Written problem: Copy each line holding the string "Perubahan".

(Stored data)
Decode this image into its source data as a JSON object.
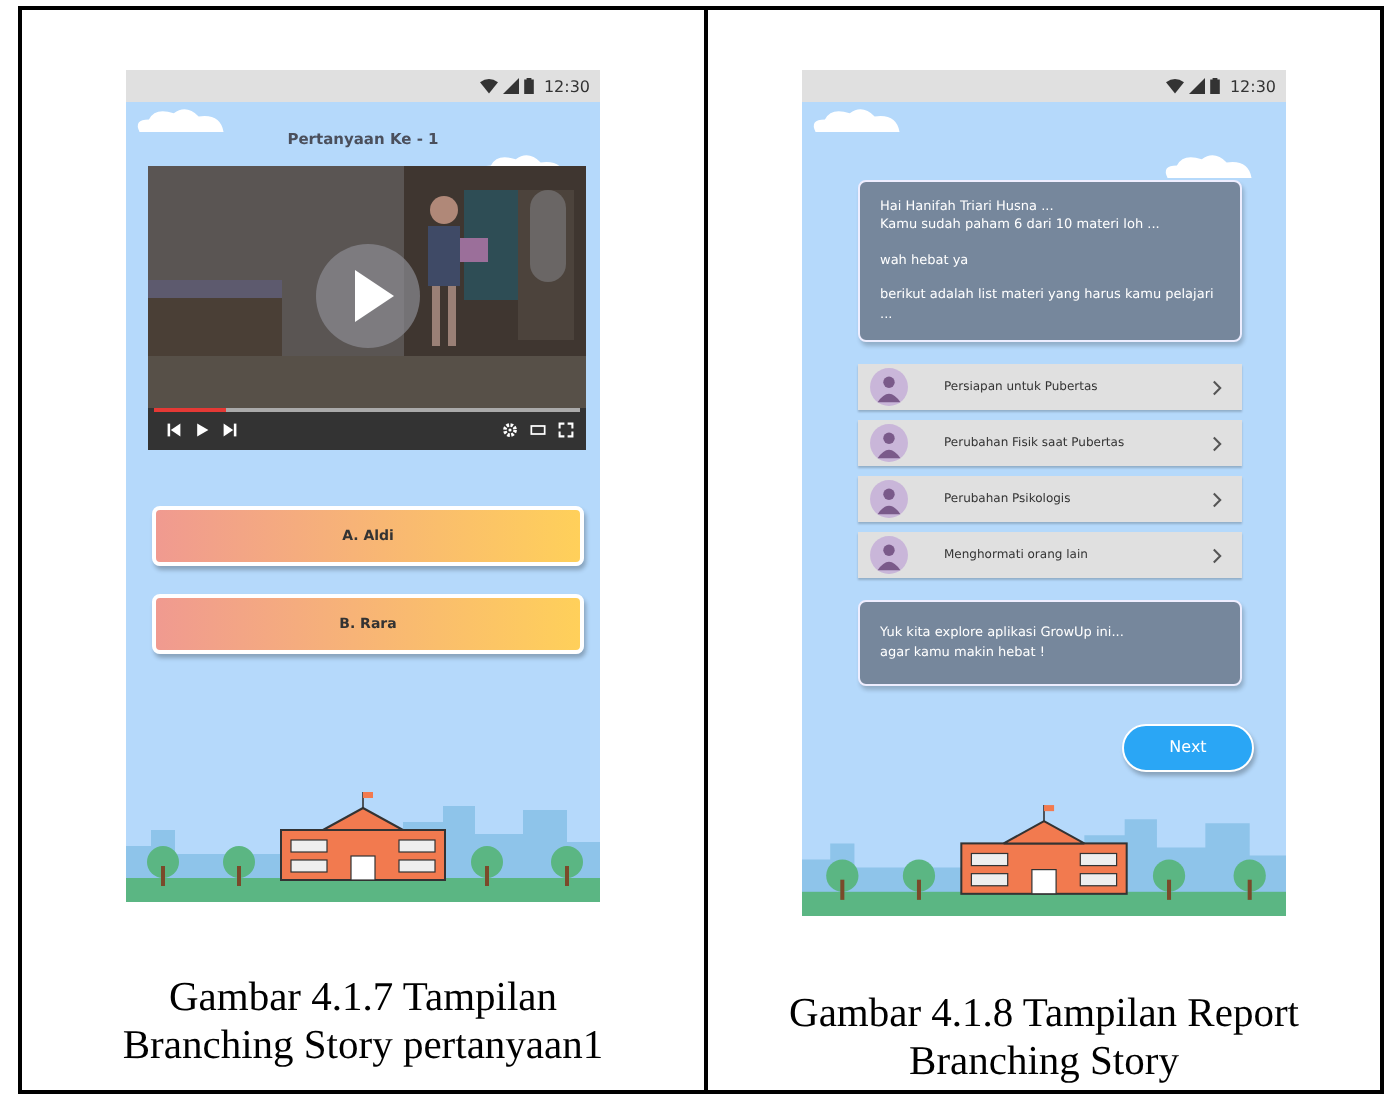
{
  "screens": [
    {
      "kind": "question",
      "status_time": "12:30",
      "title": "Pertanyaan Ke - 1",
      "video": {
        "level": 0.17
      },
      "answers": [
        "A. Aldi",
        "B. Rara"
      ]
    },
    {
      "kind": "report",
      "status_time": "12:30",
      "message": [
        "Hai Hanifah Triari Husna ...\nKamu sudah paham 6 dari 10 materi loh ...",
        "wah hebat ya",
        "berikut adalah list materi yang  harus kamu pelajari ..."
      ],
      "materials": [
        "Persiapan untuk Pubertas",
        "Perubahan Fisik saat Pubertas",
        "Perubahan Psikologis",
        "Menghormati orang lain"
      ],
      "closing": "Yuk kita explore aplikasi GrowUp ini...\nagar kamu makin hebat !",
      "next_button": "Next"
    }
  ],
  "captions": [
    "Gambar 4.1.7 Tampilan\nBranching Story pertanyaan1",
    "Gambar 4.1.8 Tampilan Report\nBranching Story"
  ]
}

Solution for this problem:
        "Perubahan Fisik saat Pubertas",
        "Perubahan Psikologis",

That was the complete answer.